(Data entries)

- - -

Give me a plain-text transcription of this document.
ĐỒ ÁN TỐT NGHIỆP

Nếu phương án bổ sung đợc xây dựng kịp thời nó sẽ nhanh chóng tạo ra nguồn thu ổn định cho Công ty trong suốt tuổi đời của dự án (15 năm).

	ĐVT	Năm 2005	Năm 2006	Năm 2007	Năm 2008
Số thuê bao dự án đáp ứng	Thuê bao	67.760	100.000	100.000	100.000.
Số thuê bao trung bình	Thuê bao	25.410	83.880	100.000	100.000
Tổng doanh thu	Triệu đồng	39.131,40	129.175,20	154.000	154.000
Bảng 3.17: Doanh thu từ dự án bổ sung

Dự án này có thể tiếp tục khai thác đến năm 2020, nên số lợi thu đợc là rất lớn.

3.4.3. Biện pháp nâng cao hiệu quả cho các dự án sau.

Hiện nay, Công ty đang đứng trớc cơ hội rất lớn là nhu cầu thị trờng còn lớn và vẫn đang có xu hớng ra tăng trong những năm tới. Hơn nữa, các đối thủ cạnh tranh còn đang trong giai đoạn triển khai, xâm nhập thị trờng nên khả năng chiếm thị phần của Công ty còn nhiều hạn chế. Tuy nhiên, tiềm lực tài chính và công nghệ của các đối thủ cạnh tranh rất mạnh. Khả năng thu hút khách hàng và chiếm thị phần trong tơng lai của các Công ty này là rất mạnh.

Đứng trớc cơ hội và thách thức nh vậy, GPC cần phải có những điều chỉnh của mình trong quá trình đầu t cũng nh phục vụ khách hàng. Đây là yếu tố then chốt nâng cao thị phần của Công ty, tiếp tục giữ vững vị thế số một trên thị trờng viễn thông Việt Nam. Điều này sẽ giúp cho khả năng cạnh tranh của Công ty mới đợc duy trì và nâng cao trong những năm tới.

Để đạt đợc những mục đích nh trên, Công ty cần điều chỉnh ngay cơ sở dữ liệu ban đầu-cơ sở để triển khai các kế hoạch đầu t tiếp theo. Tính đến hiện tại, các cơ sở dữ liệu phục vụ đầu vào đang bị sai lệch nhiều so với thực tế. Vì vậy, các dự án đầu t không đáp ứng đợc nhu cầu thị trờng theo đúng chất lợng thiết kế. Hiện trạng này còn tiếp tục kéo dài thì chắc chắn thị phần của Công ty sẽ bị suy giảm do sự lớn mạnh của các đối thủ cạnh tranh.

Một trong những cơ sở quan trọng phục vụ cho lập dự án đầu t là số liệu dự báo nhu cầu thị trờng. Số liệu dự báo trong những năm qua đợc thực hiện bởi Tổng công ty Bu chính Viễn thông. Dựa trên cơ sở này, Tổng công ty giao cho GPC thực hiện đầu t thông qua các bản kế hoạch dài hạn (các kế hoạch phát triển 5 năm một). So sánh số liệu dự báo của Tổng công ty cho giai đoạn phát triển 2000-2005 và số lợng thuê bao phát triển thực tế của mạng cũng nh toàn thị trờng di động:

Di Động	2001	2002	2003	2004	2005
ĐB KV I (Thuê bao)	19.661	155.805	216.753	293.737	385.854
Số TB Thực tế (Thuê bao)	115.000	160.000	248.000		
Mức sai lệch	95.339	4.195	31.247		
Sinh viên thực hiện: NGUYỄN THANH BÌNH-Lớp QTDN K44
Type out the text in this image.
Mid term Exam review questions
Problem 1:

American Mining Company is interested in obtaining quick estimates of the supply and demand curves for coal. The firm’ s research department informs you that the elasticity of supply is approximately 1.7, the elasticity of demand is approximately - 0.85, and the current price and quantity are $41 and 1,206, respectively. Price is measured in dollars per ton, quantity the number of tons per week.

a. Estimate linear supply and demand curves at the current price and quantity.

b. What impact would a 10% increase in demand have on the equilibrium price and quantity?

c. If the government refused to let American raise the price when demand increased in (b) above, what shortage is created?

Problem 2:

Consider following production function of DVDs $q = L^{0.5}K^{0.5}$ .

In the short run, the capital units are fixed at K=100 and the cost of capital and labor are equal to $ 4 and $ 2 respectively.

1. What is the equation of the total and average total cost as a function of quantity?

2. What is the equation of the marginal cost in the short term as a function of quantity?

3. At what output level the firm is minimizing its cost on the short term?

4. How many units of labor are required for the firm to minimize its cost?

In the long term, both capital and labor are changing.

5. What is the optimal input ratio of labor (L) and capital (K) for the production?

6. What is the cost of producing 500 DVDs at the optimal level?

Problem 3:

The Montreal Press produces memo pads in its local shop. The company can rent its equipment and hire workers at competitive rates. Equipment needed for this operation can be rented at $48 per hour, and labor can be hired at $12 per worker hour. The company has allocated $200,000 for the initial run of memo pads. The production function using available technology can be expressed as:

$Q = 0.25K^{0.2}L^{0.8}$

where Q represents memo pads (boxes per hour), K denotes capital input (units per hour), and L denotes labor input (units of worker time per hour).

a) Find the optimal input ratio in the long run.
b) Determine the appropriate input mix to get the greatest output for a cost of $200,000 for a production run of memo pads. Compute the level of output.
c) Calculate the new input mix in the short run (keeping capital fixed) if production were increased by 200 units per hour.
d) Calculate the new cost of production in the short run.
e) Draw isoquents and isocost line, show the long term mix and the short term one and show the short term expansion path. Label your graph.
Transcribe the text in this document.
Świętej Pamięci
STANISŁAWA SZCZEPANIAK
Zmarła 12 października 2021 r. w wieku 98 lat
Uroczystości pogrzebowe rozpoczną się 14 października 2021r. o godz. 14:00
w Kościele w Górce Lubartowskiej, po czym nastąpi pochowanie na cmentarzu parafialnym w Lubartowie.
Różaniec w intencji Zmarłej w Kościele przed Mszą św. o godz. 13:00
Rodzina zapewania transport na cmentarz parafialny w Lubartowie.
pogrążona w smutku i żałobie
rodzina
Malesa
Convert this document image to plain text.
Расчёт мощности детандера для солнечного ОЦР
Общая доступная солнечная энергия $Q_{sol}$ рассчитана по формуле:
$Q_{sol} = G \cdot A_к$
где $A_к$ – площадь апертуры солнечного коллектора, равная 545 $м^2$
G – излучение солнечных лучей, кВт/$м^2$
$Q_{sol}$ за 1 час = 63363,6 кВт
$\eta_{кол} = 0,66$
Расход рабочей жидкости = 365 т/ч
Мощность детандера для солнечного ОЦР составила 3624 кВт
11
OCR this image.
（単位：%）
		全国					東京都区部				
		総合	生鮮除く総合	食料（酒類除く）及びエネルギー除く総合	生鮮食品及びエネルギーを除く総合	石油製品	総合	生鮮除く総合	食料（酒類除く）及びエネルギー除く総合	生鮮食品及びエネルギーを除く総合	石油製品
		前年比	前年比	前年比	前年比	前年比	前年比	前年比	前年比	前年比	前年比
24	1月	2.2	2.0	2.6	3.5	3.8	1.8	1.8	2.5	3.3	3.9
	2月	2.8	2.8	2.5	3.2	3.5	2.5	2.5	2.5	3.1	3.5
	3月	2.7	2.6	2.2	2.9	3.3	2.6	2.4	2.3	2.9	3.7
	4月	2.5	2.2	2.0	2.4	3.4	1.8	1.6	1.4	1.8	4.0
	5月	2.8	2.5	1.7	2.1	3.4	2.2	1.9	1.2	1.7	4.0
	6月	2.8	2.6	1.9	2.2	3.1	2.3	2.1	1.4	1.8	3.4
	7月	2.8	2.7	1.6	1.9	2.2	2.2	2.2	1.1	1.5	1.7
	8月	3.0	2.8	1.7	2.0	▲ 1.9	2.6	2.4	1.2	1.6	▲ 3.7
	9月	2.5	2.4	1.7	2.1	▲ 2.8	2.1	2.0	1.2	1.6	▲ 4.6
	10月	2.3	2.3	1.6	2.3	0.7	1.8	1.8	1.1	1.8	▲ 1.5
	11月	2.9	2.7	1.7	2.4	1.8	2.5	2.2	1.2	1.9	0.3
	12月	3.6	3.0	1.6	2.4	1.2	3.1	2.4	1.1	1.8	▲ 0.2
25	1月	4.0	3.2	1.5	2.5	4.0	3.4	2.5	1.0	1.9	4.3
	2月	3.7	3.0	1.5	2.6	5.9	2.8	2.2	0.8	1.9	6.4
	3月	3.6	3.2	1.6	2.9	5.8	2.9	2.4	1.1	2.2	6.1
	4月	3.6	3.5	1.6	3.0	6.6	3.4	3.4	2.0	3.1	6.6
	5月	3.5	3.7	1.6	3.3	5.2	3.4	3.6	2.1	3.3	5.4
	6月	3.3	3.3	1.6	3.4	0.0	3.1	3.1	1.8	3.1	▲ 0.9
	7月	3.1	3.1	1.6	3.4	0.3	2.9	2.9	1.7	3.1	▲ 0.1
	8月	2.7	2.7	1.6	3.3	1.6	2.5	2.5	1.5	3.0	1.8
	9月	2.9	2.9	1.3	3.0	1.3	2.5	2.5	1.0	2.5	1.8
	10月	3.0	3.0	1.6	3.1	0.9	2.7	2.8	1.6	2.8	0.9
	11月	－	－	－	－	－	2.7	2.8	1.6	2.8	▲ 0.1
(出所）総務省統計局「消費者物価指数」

- - -

(WHAT THE EXERCISE ASKS) Return every line containing "Kościele".

(COMPLETED TASK)
w Kościele w Górce Lubartowskiej, po czym nastąpi pochowanie na cmentarzu parafialnym w Lubartowie.
Różaniec w intencji Zmarłej w Kościele przed Mszą św. o godz. 13:00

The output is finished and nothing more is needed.